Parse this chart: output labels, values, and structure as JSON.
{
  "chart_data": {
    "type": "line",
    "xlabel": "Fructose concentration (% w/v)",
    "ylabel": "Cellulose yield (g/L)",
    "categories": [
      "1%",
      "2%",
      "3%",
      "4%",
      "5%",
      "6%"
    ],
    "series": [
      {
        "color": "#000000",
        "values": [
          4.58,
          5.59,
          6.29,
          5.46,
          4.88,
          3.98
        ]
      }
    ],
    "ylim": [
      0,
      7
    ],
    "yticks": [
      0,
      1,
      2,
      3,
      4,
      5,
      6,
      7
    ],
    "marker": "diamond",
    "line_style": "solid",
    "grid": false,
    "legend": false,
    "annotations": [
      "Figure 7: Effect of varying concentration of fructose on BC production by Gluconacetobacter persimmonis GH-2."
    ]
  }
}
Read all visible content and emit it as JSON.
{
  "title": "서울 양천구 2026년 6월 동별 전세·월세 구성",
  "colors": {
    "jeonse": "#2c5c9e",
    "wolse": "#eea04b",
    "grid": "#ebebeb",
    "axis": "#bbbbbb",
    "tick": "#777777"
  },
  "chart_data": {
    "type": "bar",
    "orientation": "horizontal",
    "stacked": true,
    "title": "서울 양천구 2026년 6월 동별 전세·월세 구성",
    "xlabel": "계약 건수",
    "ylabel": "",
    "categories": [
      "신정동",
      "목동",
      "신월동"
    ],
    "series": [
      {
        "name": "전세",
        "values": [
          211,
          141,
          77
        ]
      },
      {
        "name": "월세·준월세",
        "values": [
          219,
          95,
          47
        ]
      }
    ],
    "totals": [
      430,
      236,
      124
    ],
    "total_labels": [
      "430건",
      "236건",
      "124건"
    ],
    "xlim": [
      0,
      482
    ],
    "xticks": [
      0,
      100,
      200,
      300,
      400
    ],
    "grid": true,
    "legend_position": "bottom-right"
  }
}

» TASK TO COMPLETE
Copy out every line of the data above, exactly as given.

» TASK RESULT
Parse this chart: output labels, values, and structure as JSON.
{
  "chart_data": {
    "type": "line",
    "xlabel": "Fructose concentration (% w/v)",
    "ylabel": "Cellulose yield (g/L)",
    "categories": [
      "1%",
      "2%",
      "3%",
      "4%",
      "5%",
      "6%"
    ],
    "series": [
      {
        "color": "#000000",
        "values": [
          4.58,
          5.59,
          6.29,
          5.46,
          4.88,
          3.98
        ]
      }
    ],
    "ylim": [
      0,
      7
    ],
    "yticks": [
      0,
      1,
      2,
      3,
      4,
      5,
      6,
      7
    ],
    "marker": "diamond",
    "line_style": "solid",
    "grid": false,
    "legend": false,
    "annotations": [
      "Figure 7: Effect of varying concentration of fructose on BC production by Gluconacetobacter persimmonis GH-2."
    ]
  }
}
Read all visible content and emit it as JSON.
{
  "title": "서울 양천구 2026년 6월 동별 전세·월세 구성",
  "colors": {
    "jeonse": "#2c5c9e",
    "wolse": "#eea04b",
    "grid": "#ebebeb",
    "axis": "#bbbbbb",
    "tick": "#777777"
  },
  "chart_data": {
    "type": "bar",
    "orientation": "horizontal",
    "stacked": true,
    "title": "서울 양천구 2026년 6월 동별 전세·월세 구성",
    "xlabel": "계약 건수",
    "ylabel": "",
    "categories": [
      "신정동",
      "목동",
      "신월동"
    ],
    "series": [
      {
        "name": "전세",
        "values": [
          211,
          141,
          77
        ]
      },
      {
        "name": "월세·준월세",
        "values": [
          219,
          95,
          47
        ]
      }
    ],
    "totals": [
      430,
      236,
      124
    ],
    "total_labels": [
      "430건",
      "236건",
      "124건"
    ],
    "xlim": [
      0,
      482
    ],
    "xticks": [
      0,
      100,
      200,
      300,
      400
    ],
    "grid": true,
    "legend_position": "bottom-right"
  }
}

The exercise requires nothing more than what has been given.